To be done -
Omit the pictures and output every entry below exactly as written.

***** Records shown *****

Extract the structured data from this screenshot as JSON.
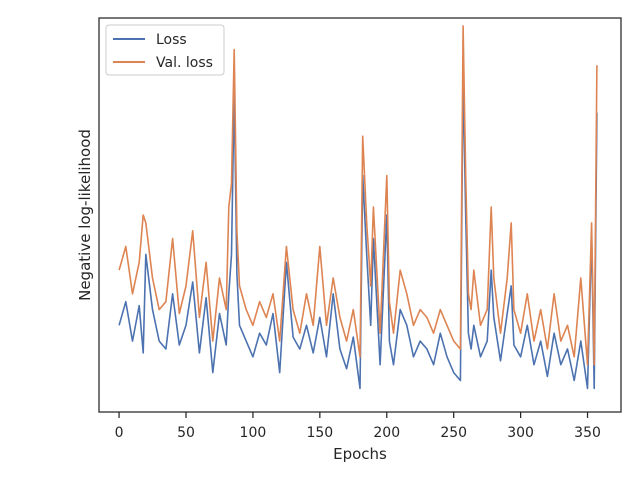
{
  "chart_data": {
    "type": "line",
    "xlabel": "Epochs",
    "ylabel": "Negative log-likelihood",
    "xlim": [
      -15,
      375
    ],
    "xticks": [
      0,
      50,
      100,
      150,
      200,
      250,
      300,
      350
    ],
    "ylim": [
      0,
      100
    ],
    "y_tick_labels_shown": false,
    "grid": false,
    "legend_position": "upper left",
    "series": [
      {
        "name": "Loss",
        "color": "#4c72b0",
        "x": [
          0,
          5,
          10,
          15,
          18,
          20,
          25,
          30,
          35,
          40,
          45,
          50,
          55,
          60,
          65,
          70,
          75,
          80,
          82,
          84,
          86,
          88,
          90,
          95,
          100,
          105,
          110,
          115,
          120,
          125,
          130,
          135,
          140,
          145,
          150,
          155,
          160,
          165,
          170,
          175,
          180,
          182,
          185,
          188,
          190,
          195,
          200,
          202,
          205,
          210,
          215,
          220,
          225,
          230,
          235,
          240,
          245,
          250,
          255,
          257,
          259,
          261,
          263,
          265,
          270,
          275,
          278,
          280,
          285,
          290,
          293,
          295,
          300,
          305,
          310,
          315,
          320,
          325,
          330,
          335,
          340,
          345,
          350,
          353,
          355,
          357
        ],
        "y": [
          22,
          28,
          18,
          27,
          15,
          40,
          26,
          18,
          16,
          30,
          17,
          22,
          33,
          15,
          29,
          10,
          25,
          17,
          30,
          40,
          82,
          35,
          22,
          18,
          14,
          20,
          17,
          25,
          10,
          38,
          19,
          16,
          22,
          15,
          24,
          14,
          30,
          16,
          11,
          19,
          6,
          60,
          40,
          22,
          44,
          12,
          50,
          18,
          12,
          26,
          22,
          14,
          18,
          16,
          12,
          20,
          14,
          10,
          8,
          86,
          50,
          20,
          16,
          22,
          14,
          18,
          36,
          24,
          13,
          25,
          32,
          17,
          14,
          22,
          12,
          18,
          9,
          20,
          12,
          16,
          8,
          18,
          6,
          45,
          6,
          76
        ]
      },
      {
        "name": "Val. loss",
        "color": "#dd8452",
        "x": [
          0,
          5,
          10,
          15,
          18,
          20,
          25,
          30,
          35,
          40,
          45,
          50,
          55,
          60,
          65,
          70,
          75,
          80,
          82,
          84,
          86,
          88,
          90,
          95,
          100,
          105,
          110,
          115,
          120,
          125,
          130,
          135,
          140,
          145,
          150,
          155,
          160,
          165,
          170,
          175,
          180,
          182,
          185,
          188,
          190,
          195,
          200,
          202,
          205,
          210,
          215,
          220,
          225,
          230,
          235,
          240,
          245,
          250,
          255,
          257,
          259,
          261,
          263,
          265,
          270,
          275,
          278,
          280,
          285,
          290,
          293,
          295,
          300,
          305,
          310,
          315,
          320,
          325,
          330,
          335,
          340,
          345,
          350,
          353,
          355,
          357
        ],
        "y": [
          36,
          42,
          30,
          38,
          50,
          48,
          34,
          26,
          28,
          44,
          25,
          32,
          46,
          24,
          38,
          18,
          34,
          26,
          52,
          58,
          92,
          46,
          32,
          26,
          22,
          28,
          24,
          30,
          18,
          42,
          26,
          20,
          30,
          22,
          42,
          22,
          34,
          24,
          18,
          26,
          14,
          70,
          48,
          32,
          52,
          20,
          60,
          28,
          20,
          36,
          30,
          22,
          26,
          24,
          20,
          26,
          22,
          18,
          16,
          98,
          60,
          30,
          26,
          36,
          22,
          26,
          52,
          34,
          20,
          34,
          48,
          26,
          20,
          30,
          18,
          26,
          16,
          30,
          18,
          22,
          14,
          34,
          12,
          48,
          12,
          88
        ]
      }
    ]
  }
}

*****

Response to the exercise -
Extract the structured data from this screenshot as JSON.
{
  "chart_data": {
    "type": "line",
    "xlabel": "Epochs",
    "ylabel": "Negative log-likelihood",
    "xlim": [
      -15,
      375
    ],
    "xticks": [
      0,
      50,
      100,
      150,
      200,
      250,
      300,
      350
    ],
    "ylim": [
      0,
      100
    ],
    "y_tick_labels_shown": false,
    "grid": false,
    "legend_position": "upper left",
    "series": [
      {
        "name": "Loss",
        "color": "#4c72b0",
        "x": [
          0,
          5,
          10,
          15,
          18,
          20,
          25,
          30,
          35,
          40,
          45,
          50,
          55,
          60,
          65,
          70,
          75,
          80,
          82,
          84,
          86,
          88,
          90,
          95,
          100,
          105,
          110,
          115,
          120,
          125,
          130,
          135,
          140,
          145,
          150,
          155,
          160,
          165,
          170,
          175,
          180,
          182,
          185,
          188,
          190,
          195,
          200,
          202,
          205,
          210,
          215,
          220,
          225,
          230,
          235,
          240,
          245,
          250,
          255,
          257,
          259,
          261,
          263,
          265,
          270,
          275,
          278,
          280,
          285,
          290,
          293,
          295,
          300,
          305,
          310,
          315,
          320,
          325,
          330,
          335,
          340,
          345,
          350,
          353,
          355,
          357
        ],
        "y": [
          22,
          28,
          18,
          27,
          15,
          40,
          26,
          18,
          16,
          30,
          17,
          22,
          33,
          15,
          29,
          10,
          25,
          17,
          30,
          40,
          82,
          35,
          22,
          18,
          14,
          20,
          17,
          25,
          10,
          38,
          19,
          16,
          22,
          15,
          24,
          14,
          30,
          16,
          11,
          19,
          6,
          60,
          40,
          22,
          44,
          12,
          50,
          18,
          12,
          26,
          22,
          14,
          18,
          16,
          12,
          20,
          14,
          10,
          8,
          86,
          50,
          20,
          16,
          22,
          14,
          18,
          36,
          24,
          13,
          25,
          32,
          17,
          14,
          22,
          12,
          18,
          9,
          20,
          12,
          16,
          8,
          18,
          6,
          45,
          6,
          76
        ]
      },
      {
        "name": "Val. loss",
        "color": "#dd8452",
        "x": [
          0,
          5,
          10,
          15,
          18,
          20,
          25,
          30,
          35,
          40,
          45,
          50,
          55,
          60,
          65,
          70,
          75,
          80,
          82,
          84,
          86,
          88,
          90,
          95,
          100,
          105,
          110,
          115,
          120,
          125,
          130,
          135,
          140,
          145,
          150,
          155,
          160,
          165,
          170,
          175,
          180,
          182,
          185,
          188,
          190,
          195,
          200,
          202,
          205,
          210,
          215,
          220,
          225,
          230,
          235,
          240,
          245,
          250,
          255,
          257,
          259,
          261,
          263,
          265,
          270,
          275,
          278,
          280,
          285,
          290,
          293,
          295,
          300,
          305,
          310,
          315,
          320,
          325,
          330,
          335,
          340,
          345,
          350,
          353,
          355,
          357
        ],
        "y": [
          36,
          42,
          30,
          38,
          50,
          48,
          34,
          26,
          28,
          44,
          25,
          32,
          46,
          24,
          38,
          18,
          34,
          26,
          52,
          58,
          92,
          46,
          32,
          26,
          22,
          28,
          24,
          30,
          18,
          42,
          26,
          20,
          30,
          22,
          42,
          22,
          34,
          24,
          18,
          26,
          14,
          70,
          48,
          32,
          52,
          20,
          60,
          28,
          20,
          36,
          30,
          22,
          26,
          24,
          20,
          26,
          22,
          18,
          16,
          98,
          60,
          30,
          26,
          36,
          22,
          26,
          52,
          34,
          20,
          34,
          48,
          26,
          20,
          30,
          18,
          26,
          16,
          30,
          18,
          22,
          14,
          34,
          12,
          48,
          12,
          88
        ]
      }
    ]
  }
}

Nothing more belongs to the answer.